» THE EXERCISE: Sort through the data and copy the lines holding the word "this".

>> Start RECORDS TO PROCESS

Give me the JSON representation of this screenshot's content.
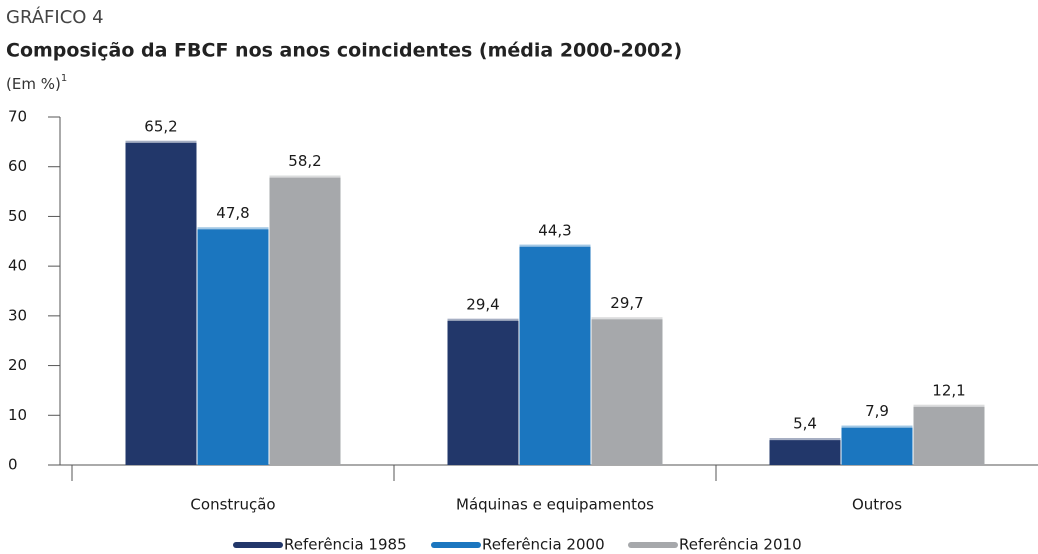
{
  "chart_data": {
    "type": "bar",
    "header": "GRÁFICO 4",
    "title": "Composição da FBCF nos anos coincidentes (média 2000-2002)",
    "subtitle": "(Em %)",
    "footnote_mark": "1",
    "categories": [
      "Construção",
      "Máquinas e equipamentos",
      "Outros"
    ],
    "series": [
      {
        "name": "Referência 1985",
        "color": "#22376a",
        "values": [
          65.2,
          29.4,
          5.4
        ],
        "value_labels": [
          "65,2",
          "29,4",
          "5,4"
        ]
      },
      {
        "name": "Referência 2000",
        "color": "#1b76bf",
        "values": [
          47.8,
          44.3,
          7.9
        ],
        "value_labels": [
          "47,8",
          "44,3",
          "7,9"
        ]
      },
      {
        "name": "Referência 2010",
        "color": "#a6a8ab",
        "values": [
          58.2,
          29.7,
          12.1
        ],
        "value_labels": [
          "58,2",
          "29,7",
          "12,1"
        ]
      }
    ],
    "ylim": [
      0,
      70
    ],
    "yticks": [
      0,
      10,
      20,
      30,
      40,
      50,
      60,
      70
    ],
    "grid": false,
    "legend": "bottom"
  }
}
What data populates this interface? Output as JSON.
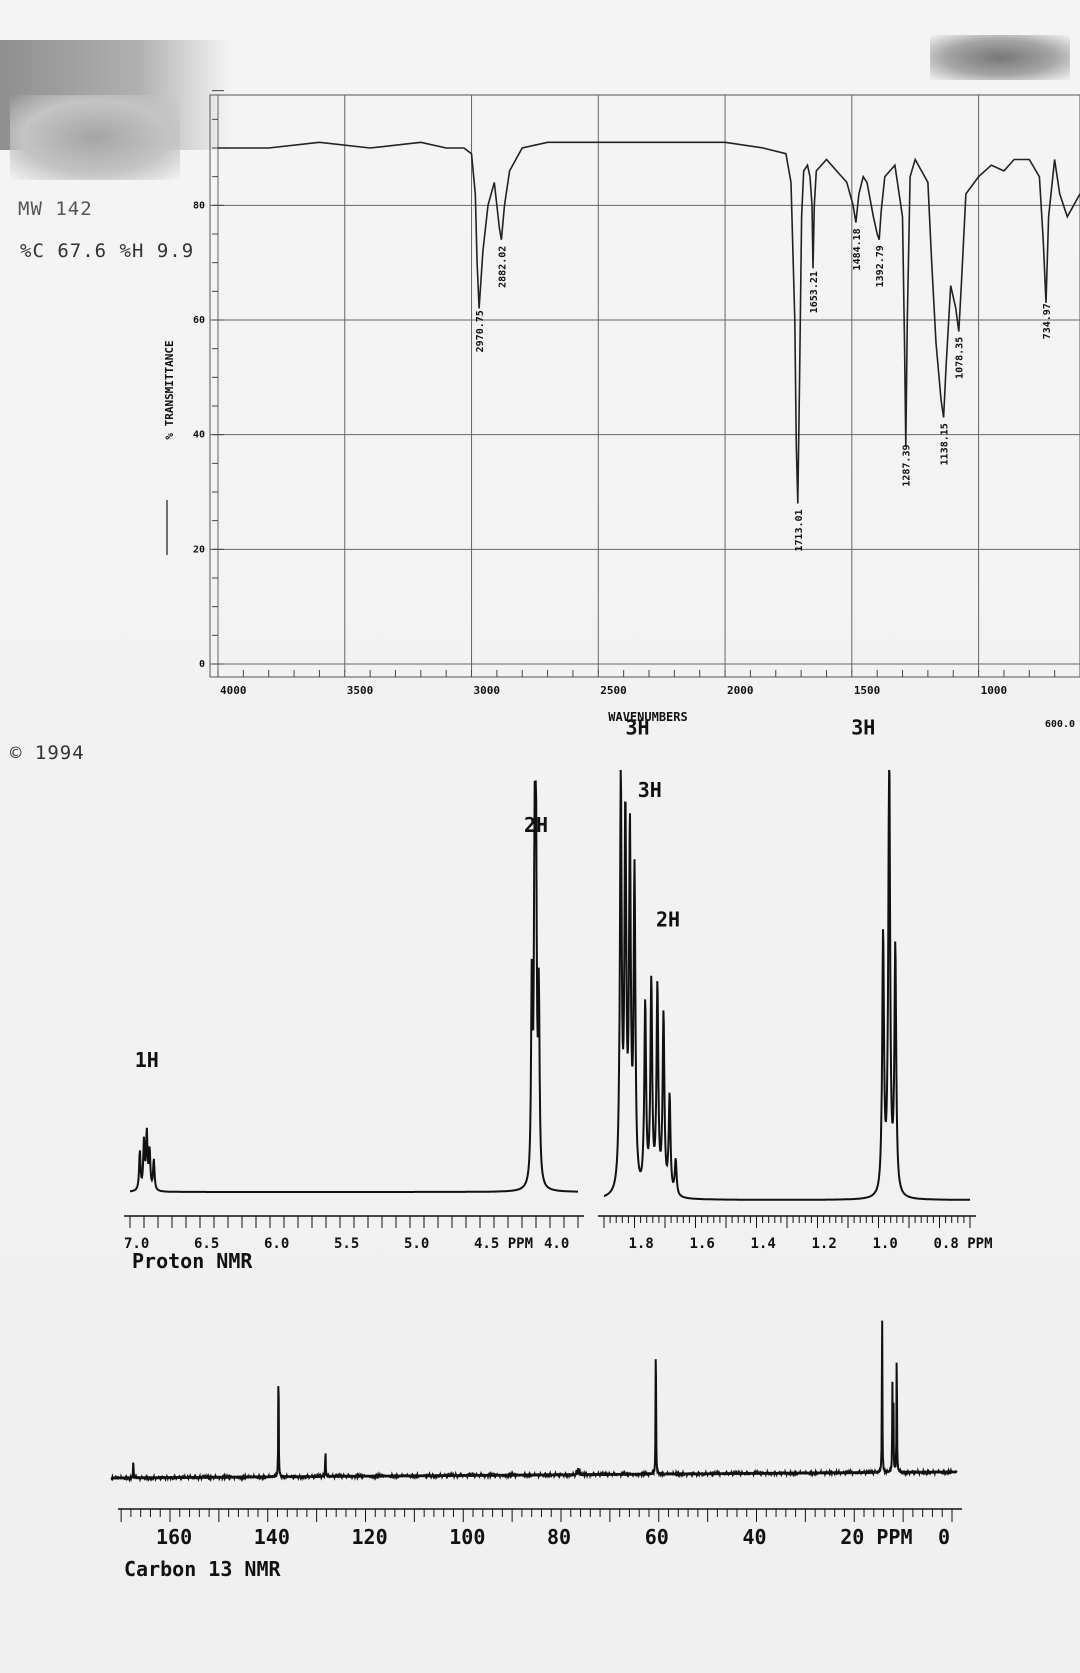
{
  "header": {
    "molecular_weight": "MW 142",
    "composition": "%C 67.6 %H 9.9"
  },
  "footer": {
    "copyright": "© 1994"
  },
  "chart_data": [
    {
      "type": "line",
      "title": "",
      "xlabel": "WAVENUMBERS",
      "ylabel": "% TRANSMITTANCE",
      "xlim": [
        4000,
        600
      ],
      "ylim": [
        0,
        100
      ],
      "x_ticks": [
        "4000",
        "3500",
        "3000",
        "2500",
        "2000",
        "1500",
        "1000"
      ],
      "x_tick_values": [
        4000,
        3500,
        3000,
        2500,
        2000,
        1500,
        1000
      ],
      "x_extra_label": "600.0",
      "y_ticks": [
        "0",
        "20",
        "40",
        "60",
        "80"
      ],
      "y_tick_values": [
        0,
        20,
        40,
        60,
        80
      ],
      "grid": true,
      "series": [
        {
          "x": [
            4000,
            3800,
            3600,
            3400,
            3200,
            3100,
            3030,
            3000,
            2985,
            2978,
            2970,
            2955,
            2935,
            2910,
            2890,
            2882,
            2870,
            2850,
            2800,
            2700,
            2500,
            2200,
            2000,
            1850,
            1760,
            1740,
            1725,
            1719,
            1713,
            1706,
            1698,
            1690,
            1675,
            1665,
            1657,
            1653,
            1648,
            1640,
            1600,
            1560,
            1520,
            1495,
            1484,
            1472,
            1455,
            1440,
            1415,
            1400,
            1392,
            1384,
            1370,
            1330,
            1300,
            1292,
            1287,
            1281,
            1270,
            1250,
            1225,
            1200,
            1185,
            1168,
            1148,
            1138,
            1128,
            1110,
            1090,
            1078,
            1068,
            1050,
            1000,
            950,
            900,
            860,
            800,
            760,
            745,
            734,
            724,
            700,
            680,
            650,
            600
          ],
          "y": [
            90,
            90,
            91,
            90,
            91,
            90,
            90,
            89,
            82,
            70,
            62,
            72,
            80,
            84,
            76,
            74,
            80,
            86,
            90,
            91,
            91,
            91,
            91,
            90,
            89,
            84,
            60,
            38,
            28,
            50,
            78,
            86,
            87,
            85,
            80,
            69,
            80,
            86,
            88,
            86,
            84,
            80,
            77,
            82,
            85,
            84,
            78,
            75,
            74,
            79,
            85,
            87,
            78,
            55,
            38,
            60,
            85,
            88,
            86,
            84,
            70,
            56,
            46,
            43,
            52,
            66,
            62,
            58,
            66,
            82,
            85,
            87,
            86,
            88,
            88,
            85,
            74,
            63,
            78,
            88,
            82,
            78,
            82
          ]
        }
      ],
      "peak_labels": [
        {
          "x": 2970.75,
          "label": "2970.75"
        },
        {
          "x": 2882.02,
          "label": "2882.02"
        },
        {
          "x": 1713.01,
          "label": "1713.01"
        },
        {
          "x": 1653.21,
          "label": "1653.21"
        },
        {
          "x": 1484.18,
          "label": "1484.18"
        },
        {
          "x": 1392.79,
          "label": "1392.79"
        },
        {
          "x": 1287.39,
          "label": "1287.39"
        },
        {
          "x": 1138.15,
          "label": "1138.15"
        },
        {
          "x": 1078.35,
          "label": "1078.35"
        },
        {
          "x": 734.97,
          "label": "734.97"
        }
      ]
    },
    {
      "type": "line",
      "title": "Proton NMR",
      "xlabel": "PPM",
      "ylabel": "",
      "panels": [
        {
          "xlim": [
            7.0,
            3.8
          ],
          "x_ticks": [
            "7.0",
            "6.5",
            "6.0",
            "5.5",
            "5.0",
            "4.5 PPM",
            "4.0"
          ],
          "x_tick_values": [
            7.0,
            6.5,
            6.0,
            5.5,
            5.0,
            4.5,
            4.0
          ],
          "peaks": [
            {
              "ppm": 6.93,
              "height": 0.09
            },
            {
              "ppm": 6.9,
              "height": 0.11
            },
            {
              "ppm": 6.88,
              "height": 0.13
            },
            {
              "ppm": 6.86,
              "height": 0.09
            },
            {
              "ppm": 6.83,
              "height": 0.07
            },
            {
              "ppm": 4.13,
              "height": 0.45
            },
            {
              "ppm": 4.11,
              "height": 0.68
            },
            {
              "ppm": 4.1,
              "height": 0.72
            },
            {
              "ppm": 4.08,
              "height": 0.42
            }
          ],
          "integrations": [
            {
              "ppm": 6.88,
              "label": "1H",
              "level": 0.26
            },
            {
              "ppm": 4.1,
              "label": "2H",
              "level": 0.75
            }
          ]
        },
        {
          "xlim": [
            1.9,
            0.7
          ],
          "x_ticks": [
            "1.8",
            "1.6",
            "1.4",
            "1.2",
            "1.0",
            "0.8 PPM"
          ],
          "x_tick_values": [
            1.8,
            1.6,
            1.4,
            1.2,
            1.0,
            0.8
          ],
          "peaks": [
            {
              "ppm": 1.845,
              "height": 0.92
            },
            {
              "ppm": 1.83,
              "height": 0.82
            },
            {
              "ppm": 1.815,
              "height": 0.78
            },
            {
              "ppm": 1.8,
              "height": 0.7
            },
            {
              "ppm": 1.765,
              "height": 0.42
            },
            {
              "ppm": 1.745,
              "height": 0.47
            },
            {
              "ppm": 1.725,
              "height": 0.46
            },
            {
              "ppm": 1.705,
              "height": 0.4
            },
            {
              "ppm": 1.685,
              "height": 0.22
            },
            {
              "ppm": 1.665,
              "height": 0.08
            },
            {
              "ppm": 0.985,
              "height": 0.58
            },
            {
              "ppm": 0.965,
              "height": 1.0
            },
            {
              "ppm": 0.945,
              "height": 0.55
            }
          ],
          "integrations": [
            {
              "ppm": 1.79,
              "label": "3H",
              "level": 0.97
            },
            {
              "ppm": 1.75,
              "label": "3H",
              "level": 0.84
            },
            {
              "ppm": 1.69,
              "label": "2H",
              "level": 0.57
            },
            {
              "ppm": 1.05,
              "label": "3H",
              "level": 0.97
            }
          ]
        }
      ]
    },
    {
      "type": "line",
      "title": "Carbon 13 NMR",
      "xlabel": "PPM",
      "ylabel": "",
      "xlim": [
        172,
        0
      ],
      "x_ticks": [
        "160",
        "140",
        "120",
        "100",
        "80",
        "60",
        "40",
        "20 PPM",
        "0"
      ],
      "x_tick_values": [
        160,
        140,
        120,
        100,
        80,
        60,
        40,
        20,
        0
      ],
      "peaks": [
        {
          "ppm": 167.5,
          "height": 0.11
        },
        {
          "ppm": 137.8,
          "height": 0.73
        },
        {
          "ppm": 128.2,
          "height": 0.17
        },
        {
          "ppm": 76.8,
          "height": 0.03
        },
        {
          "ppm": 76.5,
          "height": 0.035
        },
        {
          "ppm": 76.2,
          "height": 0.03
        },
        {
          "ppm": 60.6,
          "height": 0.9
        },
        {
          "ppm": 14.3,
          "height": 0.97
        },
        {
          "ppm": 12.2,
          "height": 0.49
        },
        {
          "ppm": 12.0,
          "height": 0.45
        },
        {
          "ppm": 11.3,
          "height": 0.78
        }
      ]
    }
  ]
}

>> End RECORDS TO PROCESS

» EXERCISE RESULT:
Give me the JSON representation of this screenshot's content.
What data populates this interface? Output as JSON.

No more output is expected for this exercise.